--- DIRECTIVE ---
Exactly as they appear, output all of the entries.

(Stored dataset items)
____________________
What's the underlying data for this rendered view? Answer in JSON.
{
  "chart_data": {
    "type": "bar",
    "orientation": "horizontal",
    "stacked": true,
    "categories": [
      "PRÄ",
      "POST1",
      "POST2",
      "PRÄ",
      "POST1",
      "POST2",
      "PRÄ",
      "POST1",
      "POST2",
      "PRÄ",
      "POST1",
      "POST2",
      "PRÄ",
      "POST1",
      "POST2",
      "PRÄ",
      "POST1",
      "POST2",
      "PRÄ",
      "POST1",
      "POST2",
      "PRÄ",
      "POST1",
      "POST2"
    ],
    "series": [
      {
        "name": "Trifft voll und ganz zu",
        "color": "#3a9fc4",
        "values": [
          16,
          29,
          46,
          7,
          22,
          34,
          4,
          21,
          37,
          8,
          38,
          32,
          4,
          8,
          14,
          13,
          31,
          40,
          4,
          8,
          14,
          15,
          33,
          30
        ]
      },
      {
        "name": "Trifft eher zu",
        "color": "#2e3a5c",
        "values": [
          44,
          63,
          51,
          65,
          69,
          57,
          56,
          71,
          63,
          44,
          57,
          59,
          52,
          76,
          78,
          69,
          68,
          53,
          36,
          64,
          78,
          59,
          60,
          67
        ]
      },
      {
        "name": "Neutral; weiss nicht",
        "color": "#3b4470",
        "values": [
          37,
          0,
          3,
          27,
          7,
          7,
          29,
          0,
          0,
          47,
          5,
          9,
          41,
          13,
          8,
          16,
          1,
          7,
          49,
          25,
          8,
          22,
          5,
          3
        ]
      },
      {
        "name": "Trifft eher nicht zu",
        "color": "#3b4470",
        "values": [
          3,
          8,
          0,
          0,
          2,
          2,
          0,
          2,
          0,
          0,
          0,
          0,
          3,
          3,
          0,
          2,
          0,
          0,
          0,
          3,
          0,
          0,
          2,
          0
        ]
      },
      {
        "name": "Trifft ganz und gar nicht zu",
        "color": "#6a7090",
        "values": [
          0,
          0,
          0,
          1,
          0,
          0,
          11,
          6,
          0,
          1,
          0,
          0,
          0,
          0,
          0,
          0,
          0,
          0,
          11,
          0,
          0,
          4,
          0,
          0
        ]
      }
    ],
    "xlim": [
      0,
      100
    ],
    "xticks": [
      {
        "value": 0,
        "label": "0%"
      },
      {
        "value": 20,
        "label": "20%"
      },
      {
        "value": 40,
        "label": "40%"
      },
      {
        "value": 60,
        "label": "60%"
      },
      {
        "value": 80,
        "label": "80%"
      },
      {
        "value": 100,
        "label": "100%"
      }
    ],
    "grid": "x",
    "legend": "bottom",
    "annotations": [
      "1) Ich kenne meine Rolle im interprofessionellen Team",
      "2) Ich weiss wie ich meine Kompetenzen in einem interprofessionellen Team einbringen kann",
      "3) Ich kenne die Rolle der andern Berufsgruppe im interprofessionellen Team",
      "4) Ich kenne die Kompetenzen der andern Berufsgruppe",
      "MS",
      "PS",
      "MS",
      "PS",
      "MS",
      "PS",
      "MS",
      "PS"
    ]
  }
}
____________________
--- FINISHED ANSWER ---
What's the underlying data for this rendered view? Answer in JSON.
{
  "chart_data": {
    "type": "bar",
    "orientation": "horizontal",
    "stacked": true,
    "categories": [
      "PRÄ",
      "POST1",
      "POST2",
      "PRÄ",
      "POST1",
      "POST2",
      "PRÄ",
      "POST1",
      "POST2",
      "PRÄ",
      "POST1",
      "POST2",
      "PRÄ",
      "POST1",
      "POST2",
      "PRÄ",
      "POST1",
      "POST2",
      "PRÄ",
      "POST1",
      "POST2",
      "PRÄ",
      "POST1",
      "POST2"
    ],
    "series": [
      {
        "name": "Trifft voll und ganz zu",
        "color": "#3a9fc4",
        "values": [
          16,
          29,
          46,
          7,
          22,
          34,
          4,
          21,
          37,
          8,
          38,
          32,
          4,
          8,
          14,
          13,
          31,
          40,
          4,
          8,
          14,
          15,
          33,
          30
        ]
      },
      {
        "name": "Trifft eher zu",
        "color": "#2e3a5c",
        "values": [
          44,
          63,
          51,
          65,
          69,
          57,
          56,
          71,
          63,
          44,
          57,
          59,
          52,
          76,
          78,
          69,
          68,
          53,
          36,
          64,
          78,
          59,
          60,
          67
        ]
      },
      {
        "name": "Neutral; weiss nicht",
        "color": "#3b4470",
        "values": [
          37,
          0,
          3,
          27,
          7,
          7,
          29,
          0,
          0,
          47,
          5,
          9,
          41,
          13,
          8,
          16,
          1,
          7,
          49,
          25,
          8,
          22,
          5,
          3
        ]
      },
      {
        "name": "Trifft eher nicht zu",
        "color": "#3b4470",
        "values": [
          3,
          8,
          0,
          0,
          2,
          2,
          0,
          2,
          0,
          0,
          0,
          0,
          3,
          3,
          0,
          2,
          0,
          0,
          0,
          3,
          0,
          0,
          2,
          0
        ]
      },
      {
        "name": "Trifft ganz und gar nicht zu",
        "color": "#6a7090",
        "values": [
          0,
          0,
          0,
          1,
          0,
          0,
          11,
          6,
          0,
          1,
          0,
          0,
          0,
          0,
          0,
          0,
          0,
          0,
          11,
          0,
          0,
          4,
          0,
          0
        ]
      }
    ],
    "xlim": [
      0,
      100
    ],
    "xticks": [
      {
        "value": 0,
        "label": "0%"
      },
      {
        "value": 20,
        "label": "20%"
      },
      {
        "value": 40,
        "label": "40%"
      },
      {
        "value": 60,
        "label": "60%"
      },
      {
        "value": 80,
        "label": "80%"
      },
      {
        "value": 100,
        "label": "100%"
      }
    ],
    "grid": "x",
    "legend": "bottom",
    "annotations": [
      "1) Ich kenne meine Rolle im interprofessionellen Team",
      "2) Ich weiss wie ich meine Kompetenzen in einem interprofessionellen Team einbringen kann",
      "3) Ich kenne die Rolle der andern Berufsgruppe im interprofessionellen Team",
      "4) Ich kenne die Kompetenzen der andern Berufsgruppe",
      "MS",
      "PS",
      "MS",
      "PS",
      "MS",
      "PS",
      "MS",
      "PS"
    ]
  }
}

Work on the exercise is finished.